__Element and region data__
<<<<

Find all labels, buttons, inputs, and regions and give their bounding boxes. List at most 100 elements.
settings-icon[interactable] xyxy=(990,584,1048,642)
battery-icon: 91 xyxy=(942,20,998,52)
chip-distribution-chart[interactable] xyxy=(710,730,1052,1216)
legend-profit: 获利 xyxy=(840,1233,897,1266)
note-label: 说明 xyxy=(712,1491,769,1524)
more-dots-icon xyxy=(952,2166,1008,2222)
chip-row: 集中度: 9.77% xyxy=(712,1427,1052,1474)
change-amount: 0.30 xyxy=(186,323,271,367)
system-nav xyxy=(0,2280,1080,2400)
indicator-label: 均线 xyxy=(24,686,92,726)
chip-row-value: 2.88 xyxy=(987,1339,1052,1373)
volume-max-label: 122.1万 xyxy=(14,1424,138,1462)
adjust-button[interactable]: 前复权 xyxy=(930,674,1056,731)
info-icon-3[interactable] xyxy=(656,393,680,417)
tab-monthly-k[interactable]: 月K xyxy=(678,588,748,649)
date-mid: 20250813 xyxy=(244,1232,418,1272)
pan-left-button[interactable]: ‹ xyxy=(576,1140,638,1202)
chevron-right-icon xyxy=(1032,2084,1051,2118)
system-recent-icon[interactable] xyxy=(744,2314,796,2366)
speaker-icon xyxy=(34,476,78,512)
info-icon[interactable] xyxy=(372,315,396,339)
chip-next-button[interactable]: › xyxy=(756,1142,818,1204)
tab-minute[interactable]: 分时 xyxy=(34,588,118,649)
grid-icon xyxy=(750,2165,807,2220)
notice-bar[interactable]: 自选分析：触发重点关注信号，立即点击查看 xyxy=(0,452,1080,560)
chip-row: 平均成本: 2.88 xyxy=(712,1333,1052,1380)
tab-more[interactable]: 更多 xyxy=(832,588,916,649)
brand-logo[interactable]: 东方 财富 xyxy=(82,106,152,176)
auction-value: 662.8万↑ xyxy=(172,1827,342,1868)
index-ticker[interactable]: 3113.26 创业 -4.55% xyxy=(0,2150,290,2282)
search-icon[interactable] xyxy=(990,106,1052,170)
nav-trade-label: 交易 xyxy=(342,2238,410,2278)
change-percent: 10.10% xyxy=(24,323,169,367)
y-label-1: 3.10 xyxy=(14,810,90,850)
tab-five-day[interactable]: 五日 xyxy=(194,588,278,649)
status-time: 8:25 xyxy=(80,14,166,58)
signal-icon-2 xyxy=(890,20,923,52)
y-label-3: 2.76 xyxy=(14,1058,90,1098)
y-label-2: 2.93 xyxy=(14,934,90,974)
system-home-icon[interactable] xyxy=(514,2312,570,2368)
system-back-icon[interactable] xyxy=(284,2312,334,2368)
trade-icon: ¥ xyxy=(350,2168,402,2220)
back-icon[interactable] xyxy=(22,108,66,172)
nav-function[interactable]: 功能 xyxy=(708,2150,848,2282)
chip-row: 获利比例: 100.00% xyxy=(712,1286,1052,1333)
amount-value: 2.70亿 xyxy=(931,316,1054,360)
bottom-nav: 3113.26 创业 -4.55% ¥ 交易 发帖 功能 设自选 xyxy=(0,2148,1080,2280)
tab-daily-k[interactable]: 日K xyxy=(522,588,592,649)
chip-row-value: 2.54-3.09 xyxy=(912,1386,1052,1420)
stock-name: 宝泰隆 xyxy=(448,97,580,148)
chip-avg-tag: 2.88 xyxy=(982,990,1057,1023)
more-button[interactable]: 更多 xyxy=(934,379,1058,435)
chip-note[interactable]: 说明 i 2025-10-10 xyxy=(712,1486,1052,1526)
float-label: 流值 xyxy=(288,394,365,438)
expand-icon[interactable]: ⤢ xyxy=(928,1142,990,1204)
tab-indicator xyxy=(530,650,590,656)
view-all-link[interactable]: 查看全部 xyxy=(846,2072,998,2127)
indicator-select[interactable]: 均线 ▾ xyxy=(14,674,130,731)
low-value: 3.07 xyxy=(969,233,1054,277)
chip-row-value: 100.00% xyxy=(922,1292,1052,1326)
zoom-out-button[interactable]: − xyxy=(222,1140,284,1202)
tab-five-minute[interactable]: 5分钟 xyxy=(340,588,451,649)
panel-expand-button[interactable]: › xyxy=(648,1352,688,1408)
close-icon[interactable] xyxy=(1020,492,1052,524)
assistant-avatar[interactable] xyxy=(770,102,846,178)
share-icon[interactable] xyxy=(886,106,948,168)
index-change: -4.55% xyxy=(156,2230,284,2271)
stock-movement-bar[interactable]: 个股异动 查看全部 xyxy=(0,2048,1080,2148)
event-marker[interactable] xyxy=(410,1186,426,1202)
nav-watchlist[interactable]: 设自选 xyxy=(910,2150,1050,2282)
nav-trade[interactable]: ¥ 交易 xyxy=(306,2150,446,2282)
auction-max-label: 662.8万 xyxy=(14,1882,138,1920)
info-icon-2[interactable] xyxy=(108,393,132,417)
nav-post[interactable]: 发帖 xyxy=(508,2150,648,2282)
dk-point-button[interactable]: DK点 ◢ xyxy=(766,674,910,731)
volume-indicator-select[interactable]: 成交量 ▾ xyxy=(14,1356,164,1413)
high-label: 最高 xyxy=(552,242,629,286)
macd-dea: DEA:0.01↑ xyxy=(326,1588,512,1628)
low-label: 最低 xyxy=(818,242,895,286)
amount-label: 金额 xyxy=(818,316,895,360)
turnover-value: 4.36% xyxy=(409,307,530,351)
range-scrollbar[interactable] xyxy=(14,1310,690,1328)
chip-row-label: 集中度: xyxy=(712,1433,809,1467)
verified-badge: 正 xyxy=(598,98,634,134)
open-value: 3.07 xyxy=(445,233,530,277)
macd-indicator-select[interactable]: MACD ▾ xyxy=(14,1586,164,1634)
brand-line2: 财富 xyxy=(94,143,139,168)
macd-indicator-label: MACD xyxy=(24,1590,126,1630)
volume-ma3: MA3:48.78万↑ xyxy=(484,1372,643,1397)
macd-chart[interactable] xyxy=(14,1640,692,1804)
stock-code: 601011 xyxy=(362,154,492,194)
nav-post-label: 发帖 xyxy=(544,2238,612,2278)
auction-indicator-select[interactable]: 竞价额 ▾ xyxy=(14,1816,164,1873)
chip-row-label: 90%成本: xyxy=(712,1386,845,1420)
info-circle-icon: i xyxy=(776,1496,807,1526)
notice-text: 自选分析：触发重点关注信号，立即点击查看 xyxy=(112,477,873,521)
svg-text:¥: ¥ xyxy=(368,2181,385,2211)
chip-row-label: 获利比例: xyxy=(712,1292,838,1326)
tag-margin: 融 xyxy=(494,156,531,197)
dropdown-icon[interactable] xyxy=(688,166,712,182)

>>>>

__SHORT EXERCISE__
Extract each of the entries above and reproduce every line word for word, with nothing changed.

__OUTPUT FOR THIS EXERCISE__
Find all labels, buttons, inputs, and regions and give their bounding boxes. List at most 100 elements.
settings-icon[interactable] xyxy=(990,584,1048,642)
battery-icon: 91 xyxy=(942,20,998,52)
chip-distribution-chart[interactable] xyxy=(710,730,1052,1216)
legend-profit: 获利 xyxy=(840,1233,897,1266)
note-label: 说明 xyxy=(712,1491,769,1524)
more-dots-icon xyxy=(952,2166,1008,2222)
chip-row: 集中度: 9.77% xyxy=(712,1427,1052,1474)
change-amount: 0.30 xyxy=(186,323,271,367)
system-nav xyxy=(0,2280,1080,2400)
indicator-label: 均线 xyxy=(24,686,92,726)
chip-row-value: 2.88 xyxy=(987,1339,1052,1373)
volume-max-label: 122.1万 xyxy=(14,1424,138,1462)
adjust-button[interactable]: 前复权 xyxy=(930,674,1056,731)
info-icon-3[interactable] xyxy=(656,393,680,417)
tab-monthly-k[interactable]: 月K xyxy=(678,588,748,649)
date-mid: 20250813 xyxy=(244,1232,418,1272)
pan-left-button[interactable]: ‹ xyxy=(576,1140,638,1202)
chevron-right-icon xyxy=(1032,2084,1051,2118)
system-recent-icon[interactable] xyxy=(744,2314,796,2366)
speaker-icon xyxy=(34,476,78,512)
info-icon[interactable] xyxy=(372,315,396,339)
chip-next-button[interactable]: › xyxy=(756,1142,818,1204)
tab-minute[interactable]: 分时 xyxy=(34,588,118,649)
grid-icon xyxy=(750,2165,807,2220)
notice-bar[interactable]: 自选分析：触发重点关注信号，立即点击查看 xyxy=(0,452,1080,560)
chip-row: 平均成本: 2.88 xyxy=(712,1333,1052,1380)
tab-more[interactable]: 更多 xyxy=(832,588,916,649)
brand-logo[interactable]: 东方 财富 xyxy=(82,106,152,176)
auction-value: 662.8万↑ xyxy=(172,1827,342,1868)
index-ticker[interactable]: 3113.26 创业 -4.55% xyxy=(0,2150,290,2282)
search-icon[interactable] xyxy=(990,106,1052,170)
nav-trade-label: 交易 xyxy=(342,2238,410,2278)
change-percent: 10.10% xyxy=(24,323,169,367)
y-label-1: 3.10 xyxy=(14,810,90,850)
tab-five-day[interactable]: 五日 xyxy=(194,588,278,649)
status-time: 8:25 xyxy=(80,14,166,58)
signal-icon-2 xyxy=(890,20,923,52)
y-label-3: 2.76 xyxy=(14,1058,90,1098)
y-label-2: 2.93 xyxy=(14,934,90,974)
system-home-icon[interactable] xyxy=(514,2312,570,2368)
system-back-icon[interactable] xyxy=(284,2312,334,2368)
trade-icon: ¥ xyxy=(350,2168,402,2220)
back-icon[interactable] xyxy=(22,108,66,172)
nav-function[interactable]: 功能 xyxy=(708,2150,848,2282)
chip-row: 获利比例: 100.00% xyxy=(712,1286,1052,1333)
amount-value: 2.70亿 xyxy=(931,316,1054,360)
bottom-nav: 3113.26 创业 -4.55% ¥ 交易 发帖 功能 设自选 xyxy=(0,2148,1080,2280)
tab-daily-k[interactable]: 日K xyxy=(522,588,592,649)
chip-row-value: 2.54-3.09 xyxy=(912,1386,1052,1420)
stock-name: 宝泰隆 xyxy=(448,97,580,148)
chip-avg-tag: 2.88 xyxy=(982,990,1057,1023)
more-button[interactable]: 更多 xyxy=(934,379,1058,435)
chip-note[interactable]: 说明 i 2025-10-10 xyxy=(712,1486,1052,1526)
float-label: 流值 xyxy=(288,394,365,438)
expand-icon[interactable]: ⤢ xyxy=(928,1142,990,1204)
tab-indicator xyxy=(530,650,590,656)
view-all-link[interactable]: 查看全部 xyxy=(846,2072,998,2127)
indicator-select[interactable]: 均线 ▾ xyxy=(14,674,130,731)
low-value: 3.07 xyxy=(969,233,1054,277)
chip-row-value: 100.00% xyxy=(922,1292,1052,1326)
zoom-out-button[interactable]: − xyxy=(222,1140,284,1202)
tab-five-minute[interactable]: 5分钟 xyxy=(340,588,451,649)
panel-expand-button[interactable]: › xyxy=(648,1352,688,1408)
close-icon[interactable] xyxy=(1020,492,1052,524)
assistant-avatar[interactable] xyxy=(770,102,846,178)
share-icon[interactable] xyxy=(886,106,948,168)
index-change: -4.55% xyxy=(156,2230,284,2271)
stock-movement-bar[interactable]: 个股异动 查看全部 xyxy=(0,2048,1080,2148)
event-marker[interactable] xyxy=(410,1186,426,1202)
nav-watchlist[interactable]: 设自选 xyxy=(910,2150,1050,2282)
nav-trade[interactable]: ¥ 交易 xyxy=(306,2150,446,2282)
auction-max-label: 662.8万 xyxy=(14,1882,138,1920)
info-icon-2[interactable] xyxy=(108,393,132,417)
nav-post[interactable]: 发帖 xyxy=(508,2150,648,2282)
dk-point-button[interactable]: DK点 ◢ xyxy=(766,674,910,731)
volume-indicator-select[interactable]: 成交量 ▾ xyxy=(14,1356,164,1413)
high-label: 最高 xyxy=(552,242,629,286)
macd-dea: DEA:0.01↑ xyxy=(326,1588,512,1628)
low-label: 最低 xyxy=(818,242,895,286)
amount-label: 金额 xyxy=(818,316,895,360)
turnover-value: 4.36% xyxy=(409,307,530,351)
range-scrollbar[interactable] xyxy=(14,1310,690,1328)
chip-row-label: 集中度: xyxy=(712,1433,809,1467)
verified-badge: 正 xyxy=(598,98,634,134)
open-value: 3.07 xyxy=(445,233,530,277)
macd-indicator-select[interactable]: MACD ▾ xyxy=(14,1586,164,1634)
brand-line2: 财富 xyxy=(94,143,139,168)
macd-indicator-label: MACD xyxy=(24,1590,126,1630)
volume-ma3: MA3:48.78万↑ xyxy=(484,1372,643,1397)
macd-chart[interactable] xyxy=(14,1640,692,1804)
stock-code: 601011 xyxy=(362,154,492,194)
nav-post-label: 发帖 xyxy=(544,2238,612,2278)
auction-indicator-select[interactable]: 竞价额 ▾ xyxy=(14,1816,164,1873)
chip-row-label: 90%成本: xyxy=(712,1386,845,1420)
info-circle-icon: i xyxy=(776,1496,807,1526)
notice-text: 自选分析：触发重点关注信号，立即点击查看 xyxy=(112,477,873,521)
svg-text:¥: ¥ xyxy=(368,2181,385,2211)
chip-row-label: 获利比例: xyxy=(712,1292,838,1326)
tag-margin: 融 xyxy=(494,156,531,197)
dropdown-icon[interactable] xyxy=(688,166,712,182)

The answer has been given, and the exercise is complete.